• _JOB_:
Draw out every line with the word "accounts" from the listing below.

• _DATA LISTING_:
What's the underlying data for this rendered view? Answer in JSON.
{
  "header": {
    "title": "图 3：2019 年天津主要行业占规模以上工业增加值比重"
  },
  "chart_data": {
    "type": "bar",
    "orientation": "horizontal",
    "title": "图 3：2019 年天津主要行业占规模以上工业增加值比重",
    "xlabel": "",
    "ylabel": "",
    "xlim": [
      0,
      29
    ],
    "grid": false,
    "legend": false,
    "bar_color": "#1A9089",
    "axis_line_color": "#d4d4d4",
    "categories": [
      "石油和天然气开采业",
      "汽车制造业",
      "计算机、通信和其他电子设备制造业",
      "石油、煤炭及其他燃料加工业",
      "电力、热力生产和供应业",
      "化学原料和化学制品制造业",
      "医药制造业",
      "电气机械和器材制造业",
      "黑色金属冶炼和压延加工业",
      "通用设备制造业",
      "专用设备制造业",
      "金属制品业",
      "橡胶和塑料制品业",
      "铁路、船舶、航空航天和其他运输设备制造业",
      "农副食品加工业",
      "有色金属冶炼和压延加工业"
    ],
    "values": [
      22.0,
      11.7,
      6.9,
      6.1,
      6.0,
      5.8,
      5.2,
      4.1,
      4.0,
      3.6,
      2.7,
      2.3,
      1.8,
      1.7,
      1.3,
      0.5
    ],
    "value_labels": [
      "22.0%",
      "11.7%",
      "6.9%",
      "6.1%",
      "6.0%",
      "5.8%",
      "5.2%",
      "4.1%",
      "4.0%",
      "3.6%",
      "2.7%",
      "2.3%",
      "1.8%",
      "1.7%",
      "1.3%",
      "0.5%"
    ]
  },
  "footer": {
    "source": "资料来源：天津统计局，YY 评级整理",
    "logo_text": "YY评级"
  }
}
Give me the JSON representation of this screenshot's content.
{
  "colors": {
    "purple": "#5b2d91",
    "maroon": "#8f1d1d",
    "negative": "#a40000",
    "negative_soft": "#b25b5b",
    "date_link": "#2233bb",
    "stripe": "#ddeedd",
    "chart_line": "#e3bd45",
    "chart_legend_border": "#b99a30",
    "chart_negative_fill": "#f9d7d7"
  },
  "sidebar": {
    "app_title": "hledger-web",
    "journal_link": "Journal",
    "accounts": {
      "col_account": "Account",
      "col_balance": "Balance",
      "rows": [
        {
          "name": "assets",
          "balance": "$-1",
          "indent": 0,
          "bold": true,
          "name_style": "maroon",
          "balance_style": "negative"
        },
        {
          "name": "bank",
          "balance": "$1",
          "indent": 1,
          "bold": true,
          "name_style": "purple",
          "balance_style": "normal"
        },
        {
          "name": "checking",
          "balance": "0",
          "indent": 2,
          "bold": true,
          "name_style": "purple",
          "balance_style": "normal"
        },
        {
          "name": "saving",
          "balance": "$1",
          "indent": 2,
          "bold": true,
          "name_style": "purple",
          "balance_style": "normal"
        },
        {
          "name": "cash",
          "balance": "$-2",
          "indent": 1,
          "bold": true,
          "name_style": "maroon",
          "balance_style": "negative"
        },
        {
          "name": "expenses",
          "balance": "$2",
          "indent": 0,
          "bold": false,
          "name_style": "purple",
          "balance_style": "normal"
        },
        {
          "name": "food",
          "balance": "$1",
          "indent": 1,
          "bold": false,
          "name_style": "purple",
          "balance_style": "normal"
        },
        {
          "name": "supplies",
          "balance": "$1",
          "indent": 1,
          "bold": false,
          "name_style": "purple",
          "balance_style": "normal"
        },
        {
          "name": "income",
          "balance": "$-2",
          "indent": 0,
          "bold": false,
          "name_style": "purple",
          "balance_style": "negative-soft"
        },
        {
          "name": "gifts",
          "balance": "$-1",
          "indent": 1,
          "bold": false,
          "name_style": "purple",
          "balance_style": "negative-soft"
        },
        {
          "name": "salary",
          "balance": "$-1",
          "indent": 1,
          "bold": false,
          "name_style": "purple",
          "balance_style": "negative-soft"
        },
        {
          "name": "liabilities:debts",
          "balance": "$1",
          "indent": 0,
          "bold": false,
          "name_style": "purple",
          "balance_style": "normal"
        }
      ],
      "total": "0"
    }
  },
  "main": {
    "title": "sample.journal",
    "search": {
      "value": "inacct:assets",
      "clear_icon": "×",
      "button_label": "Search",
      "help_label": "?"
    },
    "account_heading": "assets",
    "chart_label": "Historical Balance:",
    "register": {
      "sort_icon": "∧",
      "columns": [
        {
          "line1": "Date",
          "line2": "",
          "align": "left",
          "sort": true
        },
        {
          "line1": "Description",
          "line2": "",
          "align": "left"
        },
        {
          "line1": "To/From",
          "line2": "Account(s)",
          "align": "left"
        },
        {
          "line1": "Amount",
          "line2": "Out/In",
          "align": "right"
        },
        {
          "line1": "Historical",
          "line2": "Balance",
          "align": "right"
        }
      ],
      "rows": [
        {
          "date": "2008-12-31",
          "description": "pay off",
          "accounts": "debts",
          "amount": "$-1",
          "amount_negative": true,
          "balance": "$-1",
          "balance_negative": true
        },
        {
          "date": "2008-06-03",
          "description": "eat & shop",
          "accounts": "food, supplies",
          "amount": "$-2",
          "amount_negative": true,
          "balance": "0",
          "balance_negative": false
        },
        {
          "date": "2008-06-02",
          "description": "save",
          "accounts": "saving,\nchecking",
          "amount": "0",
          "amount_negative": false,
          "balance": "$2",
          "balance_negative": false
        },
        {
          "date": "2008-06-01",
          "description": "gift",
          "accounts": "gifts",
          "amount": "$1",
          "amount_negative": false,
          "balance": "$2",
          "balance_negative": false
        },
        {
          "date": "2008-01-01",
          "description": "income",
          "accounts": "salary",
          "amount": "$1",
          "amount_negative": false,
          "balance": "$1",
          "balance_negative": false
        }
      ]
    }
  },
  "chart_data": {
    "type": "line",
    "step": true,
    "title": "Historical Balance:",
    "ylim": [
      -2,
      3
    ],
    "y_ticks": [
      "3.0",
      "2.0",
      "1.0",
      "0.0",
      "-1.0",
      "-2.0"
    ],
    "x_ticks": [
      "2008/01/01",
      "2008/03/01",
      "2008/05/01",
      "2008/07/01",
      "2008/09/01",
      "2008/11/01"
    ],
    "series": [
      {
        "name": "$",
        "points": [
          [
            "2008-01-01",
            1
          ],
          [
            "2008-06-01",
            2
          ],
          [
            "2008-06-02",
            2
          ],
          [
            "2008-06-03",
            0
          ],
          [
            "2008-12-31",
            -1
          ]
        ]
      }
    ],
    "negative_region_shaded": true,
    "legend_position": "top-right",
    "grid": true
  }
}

• _EXERCISE RESPONSE_:
    "accounts": {
          "accounts": "debts",
          "accounts": "food, supplies",
          "accounts": "saving,\nchecking",
          "accounts": "gifts",
          "accounts": "salary",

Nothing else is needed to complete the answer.